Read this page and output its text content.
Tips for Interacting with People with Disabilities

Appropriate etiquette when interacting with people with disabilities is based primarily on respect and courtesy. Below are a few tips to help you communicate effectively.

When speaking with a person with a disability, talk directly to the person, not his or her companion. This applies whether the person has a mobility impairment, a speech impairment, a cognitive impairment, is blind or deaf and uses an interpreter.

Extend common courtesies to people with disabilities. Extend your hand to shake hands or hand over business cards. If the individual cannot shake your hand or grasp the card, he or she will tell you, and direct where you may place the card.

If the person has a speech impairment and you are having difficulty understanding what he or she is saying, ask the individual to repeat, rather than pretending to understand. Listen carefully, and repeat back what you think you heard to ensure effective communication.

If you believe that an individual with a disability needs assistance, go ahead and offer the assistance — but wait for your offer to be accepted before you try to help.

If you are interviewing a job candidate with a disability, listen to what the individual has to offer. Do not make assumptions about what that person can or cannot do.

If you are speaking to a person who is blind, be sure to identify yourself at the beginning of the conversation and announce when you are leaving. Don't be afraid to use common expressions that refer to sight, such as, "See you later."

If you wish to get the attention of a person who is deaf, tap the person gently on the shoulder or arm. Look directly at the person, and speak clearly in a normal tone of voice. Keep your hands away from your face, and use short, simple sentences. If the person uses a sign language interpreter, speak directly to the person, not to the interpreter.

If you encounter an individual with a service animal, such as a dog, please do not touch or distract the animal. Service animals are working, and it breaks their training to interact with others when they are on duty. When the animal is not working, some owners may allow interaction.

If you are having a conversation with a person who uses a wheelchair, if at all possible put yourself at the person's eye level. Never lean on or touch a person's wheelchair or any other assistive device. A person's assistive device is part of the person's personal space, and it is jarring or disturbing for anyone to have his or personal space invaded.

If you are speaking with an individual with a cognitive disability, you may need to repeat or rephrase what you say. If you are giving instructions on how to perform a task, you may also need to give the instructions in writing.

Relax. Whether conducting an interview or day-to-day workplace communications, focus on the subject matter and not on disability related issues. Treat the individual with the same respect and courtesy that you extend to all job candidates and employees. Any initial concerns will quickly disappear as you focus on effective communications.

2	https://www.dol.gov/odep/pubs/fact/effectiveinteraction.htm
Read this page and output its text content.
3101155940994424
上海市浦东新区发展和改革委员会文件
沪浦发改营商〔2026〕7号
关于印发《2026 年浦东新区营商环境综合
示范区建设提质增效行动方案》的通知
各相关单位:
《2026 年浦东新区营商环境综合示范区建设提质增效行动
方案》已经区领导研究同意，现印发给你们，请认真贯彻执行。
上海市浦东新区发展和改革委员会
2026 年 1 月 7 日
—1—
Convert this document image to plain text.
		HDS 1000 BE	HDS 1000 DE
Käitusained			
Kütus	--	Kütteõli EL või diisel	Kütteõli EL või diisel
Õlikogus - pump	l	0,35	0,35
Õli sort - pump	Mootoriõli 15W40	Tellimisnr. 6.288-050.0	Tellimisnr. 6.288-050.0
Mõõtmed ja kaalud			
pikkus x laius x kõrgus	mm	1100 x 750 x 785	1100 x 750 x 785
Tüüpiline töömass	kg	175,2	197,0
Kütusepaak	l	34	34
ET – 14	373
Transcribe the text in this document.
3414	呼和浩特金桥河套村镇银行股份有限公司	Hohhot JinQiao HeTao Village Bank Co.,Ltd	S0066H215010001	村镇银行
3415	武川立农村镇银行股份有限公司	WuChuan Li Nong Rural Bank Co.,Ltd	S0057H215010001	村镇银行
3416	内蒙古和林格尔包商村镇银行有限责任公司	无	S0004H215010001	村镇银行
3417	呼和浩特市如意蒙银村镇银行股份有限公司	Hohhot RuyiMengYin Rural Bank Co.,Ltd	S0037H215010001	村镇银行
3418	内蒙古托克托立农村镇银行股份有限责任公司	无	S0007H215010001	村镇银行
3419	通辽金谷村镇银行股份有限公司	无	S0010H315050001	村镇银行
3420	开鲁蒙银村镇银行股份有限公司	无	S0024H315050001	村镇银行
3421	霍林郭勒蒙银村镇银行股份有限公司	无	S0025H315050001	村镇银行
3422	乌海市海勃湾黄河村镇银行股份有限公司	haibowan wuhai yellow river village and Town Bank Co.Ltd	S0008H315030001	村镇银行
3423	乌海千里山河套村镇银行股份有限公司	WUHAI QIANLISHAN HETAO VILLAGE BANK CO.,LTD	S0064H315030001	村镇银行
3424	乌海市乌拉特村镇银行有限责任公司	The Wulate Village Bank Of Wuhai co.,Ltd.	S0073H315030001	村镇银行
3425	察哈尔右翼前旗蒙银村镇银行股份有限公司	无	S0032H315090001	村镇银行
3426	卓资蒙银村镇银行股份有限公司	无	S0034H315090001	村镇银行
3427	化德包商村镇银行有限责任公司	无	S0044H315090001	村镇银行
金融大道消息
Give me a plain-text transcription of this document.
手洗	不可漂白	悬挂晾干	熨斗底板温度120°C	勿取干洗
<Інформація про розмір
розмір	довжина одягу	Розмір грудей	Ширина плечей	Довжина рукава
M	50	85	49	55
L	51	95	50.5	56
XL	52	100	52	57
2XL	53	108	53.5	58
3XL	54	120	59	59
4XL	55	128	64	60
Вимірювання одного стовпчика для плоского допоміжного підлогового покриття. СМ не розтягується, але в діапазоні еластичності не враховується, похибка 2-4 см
------------
> **Set problem**
Please output the entire listing exactly as it stands.

> **Response to this task**
Read this page and output its text content.
Tips for Interacting with People with Disabilities

Appropriate etiquette when interacting with people with disabilities is based primarily on respect and courtesy. Below are a few tips to help you communicate effectively.

When speaking with a person with a disability, talk directly to the person, not his or her companion. This applies whether the person has a mobility impairment, a speech impairment, a cognitive impairment, is blind or deaf and uses an interpreter.

Extend common courtesies to people with disabilities. Extend your hand to shake hands or hand over business cards. If the individual cannot shake your hand or grasp the card, he or she will tell you, and direct where you may place the card.

If the person has a speech impairment and you are having difficulty understanding what he or she is saying, ask the individual to repeat, rather than pretending to understand. Listen carefully, and repeat back what you think you heard to ensure effective communication.

If you believe that an individual with a disability needs assistance, go ahead and offer the assistance — but wait for your offer to be accepted before you try to help.

If you are interviewing a job candidate with a disability, listen to what the individual has to offer. Do not make assumptions about what that person can or cannot do.

If you are speaking to a person who is blind, be sure to identify yourself at the beginning of the conversation and announce when you are leaving. Don't be afraid to use common expressions that refer to sight, such as, "See you later."

If you wish to get the attention of a person who is deaf, tap the person gently on the shoulder or arm. Look directly at the person, and speak clearly in a normal tone of voice. Keep your hands away from your face, and use short, simple sentences. If the person uses a sign language interpreter, speak directly to the person, not to the interpreter.

If you encounter an individual with a service animal, such as a dog, please do not touch or distract the animal. Service animals are working, and it breaks their training to interact with others when they are on duty. When the animal is not working, some owners may allow interaction.

If you are having a conversation with a person who uses a wheelchair, if at all possible put yourself at the person's eye level. Never lean on or touch a person's wheelchair or any other assistive device. A person's assistive device is part of the person's personal space, and it is jarring or disturbing for anyone to have his or personal space invaded.

If you are speaking with an individual with a cognitive disability, you may need to repeat or rephrase what you say. If you are giving instructions on how to perform a task, you may also need to give the instructions in writing.

Relax. Whether conducting an interview or day-to-day workplace communications, focus on the subject matter and not on disability related issues. Treat the individual with the same respect and courtesy that you extend to all job candidates and employees. Any initial concerns will quickly disappear as you focus on effective communications.

2	https://www.dol.gov/odep/pubs/fact/effectiveinteraction.htm
Read this page and output its text content.
3101155940994424
上海市浦东新区发展和改革委员会文件
沪浦发改营商〔2026〕7号
关于印发《2026 年浦东新区营商环境综合
示范区建设提质增效行动方案》的通知
各相关单位:
《2026 年浦东新区营商环境综合示范区建设提质增效行动
方案》已经区领导研究同意，现印发给你们，请认真贯彻执行。
上海市浦东新区发展和改革委员会
2026 年 1 月 7 日
—1—
Convert this document image to plain text.
		HDS 1000 BE	HDS 1000 DE
Käitusained			
Kütus	--	Kütteõli EL või diisel	Kütteõli EL või diisel
Õlikogus - pump	l	0,35	0,35
Õli sort - pump	Mootoriõli 15W40	Tellimisnr. 6.288-050.0	Tellimisnr. 6.288-050.0
Mõõtmed ja kaalud			
pikkus x laius x kõrgus	mm	1100 x 750 x 785	1100 x 750 x 785
Tüüpiline töömass	kg	175,2	197,0
Kütusepaak	l	34	34
ET – 14	373
Transcribe the text in this document.
3414	呼和浩特金桥河套村镇银行股份有限公司	Hohhot JinQiao HeTao Village Bank Co.,Ltd	S0066H215010001	村镇银行
3415	武川立农村镇银行股份有限公司	WuChuan Li Nong Rural Bank Co.,Ltd	S0057H215010001	村镇银行
3416	内蒙古和林格尔包商村镇银行有限责任公司	无	S0004H215010001	村镇银行
3417	呼和浩特市如意蒙银村镇银行股份有限公司	Hohhot RuyiMengYin Rural Bank Co.,Ltd	S0037H215010001	村镇银行
3418	内蒙古托克托立农村镇银行股份有限责任公司	无	S0007H215010001	村镇银行
3419	通辽金谷村镇银行股份有限公司	无	S0010H315050001	村镇银行
3420	开鲁蒙银村镇银行股份有限公司	无	S0024H315050001	村镇银行
3421	霍林郭勒蒙银村镇银行股份有限公司	无	S0025H315050001	村镇银行
3422	乌海市海勃湾黄河村镇银行股份有限公司	haibowan wuhai yellow river village and Town Bank Co.Ltd	S0008H315030001	村镇银行
3423	乌海千里山河套村镇银行股份有限公司	WUHAI QIANLISHAN HETAO VILLAGE BANK CO.,LTD	S0064H315030001	村镇银行
3424	乌海市乌拉特村镇银行有限责任公司	The Wulate Village Bank Of Wuhai co.,Ltd.	S0073H315030001	村镇银行
3425	察哈尔右翼前旗蒙银村镇银行股份有限公司	无	S0032H315090001	村镇银行
3426	卓资蒙银村镇银行股份有限公司	无	S0034H315090001	村镇银行
3427	化德包商村镇银行有限责任公司	无	S0044H315090001	村镇银行
金融大道消息
Give me a plain-text transcription of this document.
手洗	不可漂白	悬挂晾干	熨斗底板温度120°C	勿取干洗
<Інформація про розмір
розмір	довжина одягу	Розмір грудей	Ширина плечей	Довжина рукава
M	50	85	49	55
L	51	95	50.5	56
XL	52	100	52	57
2XL	53	108	53.5	58
3XL	54	120	59	59
4XL	55	128	64	60
Вимірювання одного стовпчика для плоского допоміжного підлогового покриття. СМ не розтягується, але в діапазоні еластичності не враховується, похибка 2-4 см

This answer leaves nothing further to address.